* Start Dataset extract *
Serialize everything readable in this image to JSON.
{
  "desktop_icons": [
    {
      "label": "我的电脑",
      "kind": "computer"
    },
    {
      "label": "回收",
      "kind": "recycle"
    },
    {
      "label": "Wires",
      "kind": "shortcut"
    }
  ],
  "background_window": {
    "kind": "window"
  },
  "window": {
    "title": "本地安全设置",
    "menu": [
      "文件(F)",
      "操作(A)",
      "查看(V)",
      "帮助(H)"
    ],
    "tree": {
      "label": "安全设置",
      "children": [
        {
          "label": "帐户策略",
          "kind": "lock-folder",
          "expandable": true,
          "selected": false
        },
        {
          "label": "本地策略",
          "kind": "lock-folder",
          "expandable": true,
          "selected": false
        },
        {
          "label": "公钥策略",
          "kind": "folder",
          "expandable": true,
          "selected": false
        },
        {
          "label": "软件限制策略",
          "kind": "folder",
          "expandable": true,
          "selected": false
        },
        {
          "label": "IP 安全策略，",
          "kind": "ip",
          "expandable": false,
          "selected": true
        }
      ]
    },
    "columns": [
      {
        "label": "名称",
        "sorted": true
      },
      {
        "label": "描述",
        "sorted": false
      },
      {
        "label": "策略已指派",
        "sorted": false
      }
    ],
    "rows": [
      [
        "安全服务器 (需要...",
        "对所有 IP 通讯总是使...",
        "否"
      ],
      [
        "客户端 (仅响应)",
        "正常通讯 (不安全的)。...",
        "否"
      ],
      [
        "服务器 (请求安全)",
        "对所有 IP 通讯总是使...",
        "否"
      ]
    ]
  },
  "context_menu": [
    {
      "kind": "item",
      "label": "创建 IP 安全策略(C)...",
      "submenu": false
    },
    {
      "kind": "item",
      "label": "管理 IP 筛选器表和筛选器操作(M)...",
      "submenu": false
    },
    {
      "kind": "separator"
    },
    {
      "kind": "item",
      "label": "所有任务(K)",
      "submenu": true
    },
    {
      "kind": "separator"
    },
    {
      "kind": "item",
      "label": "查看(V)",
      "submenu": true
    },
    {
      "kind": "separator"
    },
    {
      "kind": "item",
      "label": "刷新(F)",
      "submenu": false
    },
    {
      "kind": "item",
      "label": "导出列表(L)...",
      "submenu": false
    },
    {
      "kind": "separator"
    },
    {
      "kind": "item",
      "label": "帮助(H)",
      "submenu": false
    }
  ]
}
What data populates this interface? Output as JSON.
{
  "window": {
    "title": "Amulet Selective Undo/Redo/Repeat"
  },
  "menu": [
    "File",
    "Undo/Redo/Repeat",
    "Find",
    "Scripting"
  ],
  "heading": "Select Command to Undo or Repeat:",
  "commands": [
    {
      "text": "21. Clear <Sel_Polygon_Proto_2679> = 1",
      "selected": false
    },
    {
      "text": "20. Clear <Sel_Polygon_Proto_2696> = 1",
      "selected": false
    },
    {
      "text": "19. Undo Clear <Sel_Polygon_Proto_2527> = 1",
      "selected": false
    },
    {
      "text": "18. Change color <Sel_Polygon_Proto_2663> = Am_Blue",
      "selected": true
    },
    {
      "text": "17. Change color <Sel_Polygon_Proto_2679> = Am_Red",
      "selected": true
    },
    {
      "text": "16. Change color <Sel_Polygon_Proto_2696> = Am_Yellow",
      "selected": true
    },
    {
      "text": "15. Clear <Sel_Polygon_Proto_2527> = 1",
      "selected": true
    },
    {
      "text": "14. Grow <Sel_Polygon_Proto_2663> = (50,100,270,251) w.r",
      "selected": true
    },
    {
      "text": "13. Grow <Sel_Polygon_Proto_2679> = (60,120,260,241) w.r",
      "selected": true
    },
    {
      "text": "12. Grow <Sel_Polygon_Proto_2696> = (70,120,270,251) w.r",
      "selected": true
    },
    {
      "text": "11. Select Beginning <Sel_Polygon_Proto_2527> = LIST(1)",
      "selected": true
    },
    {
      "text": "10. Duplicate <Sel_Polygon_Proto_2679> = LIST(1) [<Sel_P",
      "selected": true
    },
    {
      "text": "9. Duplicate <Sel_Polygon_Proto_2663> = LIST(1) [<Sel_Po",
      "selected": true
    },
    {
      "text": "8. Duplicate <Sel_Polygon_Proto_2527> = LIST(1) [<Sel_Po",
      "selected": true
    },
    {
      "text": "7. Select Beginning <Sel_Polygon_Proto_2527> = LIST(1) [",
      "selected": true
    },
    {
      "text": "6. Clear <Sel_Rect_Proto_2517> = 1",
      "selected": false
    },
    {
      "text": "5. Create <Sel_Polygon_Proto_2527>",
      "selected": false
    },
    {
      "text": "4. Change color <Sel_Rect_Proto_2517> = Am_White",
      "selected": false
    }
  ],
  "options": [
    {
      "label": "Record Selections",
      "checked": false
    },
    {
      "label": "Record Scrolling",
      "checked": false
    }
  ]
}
* End Dataset extract *
Transcribe the whole listing with nothing added or left out.

Serialize everything readable in this image to JSON.
{
  "desktop_icons": [
    {
      "label": "我的电脑",
      "kind": "computer"
    },
    {
      "label": "回收",
      "kind": "recycle"
    },
    {
      "label": "Wires",
      "kind": "shortcut"
    }
  ],
  "background_window": {
    "kind": "window"
  },
  "window": {
    "title": "本地安全设置",
    "menu": [
      "文件(F)",
      "操作(A)",
      "查看(V)",
      "帮助(H)"
    ],
    "tree": {
      "label": "安全设置",
      "children": [
        {
          "label": "帐户策略",
          "kind": "lock-folder",
          "expandable": true,
          "selected": false
        },
        {
          "label": "本地策略",
          "kind": "lock-folder",
          "expandable": true,
          "selected": false
        },
        {
          "label": "公钥策略",
          "kind": "folder",
          "expandable": true,
          "selected": false
        },
        {
          "label": "软件限制策略",
          "kind": "folder",
          "expandable": true,
          "selected": false
        },
        {
          "label": "IP 安全策略，",
          "kind": "ip",
          "expandable": false,
          "selected": true
        }
      ]
    },
    "columns": [
      {
        "label": "名称",
        "sorted": true
      },
      {
        "label": "描述",
        "sorted": false
      },
      {
        "label": "策略已指派",
        "sorted": false
      }
    ],
    "rows": [
      [
        "安全服务器 (需要...",
        "对所有 IP 通讯总是使...",
        "否"
      ],
      [
        "客户端 (仅响应)",
        "正常通讯 (不安全的)。...",
        "否"
      ],
      [
        "服务器 (请求安全)",
        "对所有 IP 通讯总是使...",
        "否"
      ]
    ]
  },
  "context_menu": [
    {
      "kind": "item",
      "label": "创建 IP 安全策略(C)...",
      "submenu": false
    },
    {
      "kind": "item",
      "label": "管理 IP 筛选器表和筛选器操作(M)...",
      "submenu": false
    },
    {
      "kind": "separator"
    },
    {
      "kind": "item",
      "label": "所有任务(K)",
      "submenu": true
    },
    {
      "kind": "separator"
    },
    {
      "kind": "item",
      "label": "查看(V)",
      "submenu": true
    },
    {
      "kind": "separator"
    },
    {
      "kind": "item",
      "label": "刷新(F)",
      "submenu": false
    },
    {
      "kind": "item",
      "label": "导出列表(L)...",
      "submenu": false
    },
    {
      "kind": "separator"
    },
    {
      "kind": "item",
      "label": "帮助(H)",
      "submenu": false
    }
  ]
}
What data populates this interface? Output as JSON.
{
  "window": {
    "title": "Amulet Selective Undo/Redo/Repeat"
  },
  "menu": [
    "File",
    "Undo/Redo/Repeat",
    "Find",
    "Scripting"
  ],
  "heading": "Select Command to Undo or Repeat:",
  "commands": [
    {
      "text": "21. Clear <Sel_Polygon_Proto_2679> = 1",
      "selected": false
    },
    {
      "text": "20. Clear <Sel_Polygon_Proto_2696> = 1",
      "selected": false
    },
    {
      "text": "19. Undo Clear <Sel_Polygon_Proto_2527> = 1",
      "selected": false
    },
    {
      "text": "18. Change color <Sel_Polygon_Proto_2663> = Am_Blue",
      "selected": true
    },
    {
      "text": "17. Change color <Sel_Polygon_Proto_2679> = Am_Red",
      "selected": true
    },
    {
      "text": "16. Change color <Sel_Polygon_Proto_2696> = Am_Yellow",
      "selected": true
    },
    {
      "text": "15. Clear <Sel_Polygon_Proto_2527> = 1",
      "selected": true
    },
    {
      "text": "14. Grow <Sel_Polygon_Proto_2663> = (50,100,270,251) w.r",
      "selected": true
    },
    {
      "text": "13. Grow <Sel_Polygon_Proto_2679> = (60,120,260,241) w.r",
      "selected": true
    },
    {
      "text": "12. Grow <Sel_Polygon_Proto_2696> = (70,120,270,251) w.r",
      "selected": true
    },
    {
      "text": "11. Select Beginning <Sel_Polygon_Proto_2527> = LIST(1)",
      "selected": true
    },
    {
      "text": "10. Duplicate <Sel_Polygon_Proto_2679> = LIST(1) [<Sel_P",
      "selected": true
    },
    {
      "text": "9. Duplicate <Sel_Polygon_Proto_2663> = LIST(1) [<Sel_Po",
      "selected": true
    },
    {
      "text": "8. Duplicate <Sel_Polygon_Proto_2527> = LIST(1) [<Sel_Po",
      "selected": true
    },
    {
      "text": "7. Select Beginning <Sel_Polygon_Proto_2527> = LIST(1) [",
      "selected": true
    },
    {
      "text": "6. Clear <Sel_Rect_Proto_2517> = 1",
      "selected": false
    },
    {
      "text": "5. Create <Sel_Polygon_Proto_2527>",
      "selected": false
    },
    {
      "text": "4. Change color <Sel_Rect_Proto_2517> = Am_White",
      "selected": false
    }
  ],
  "options": [
    {
      "label": "Record Selections",
      "checked": false
    },
    {
      "label": "Record Scrolling",
      "checked": false
    }
  ]
}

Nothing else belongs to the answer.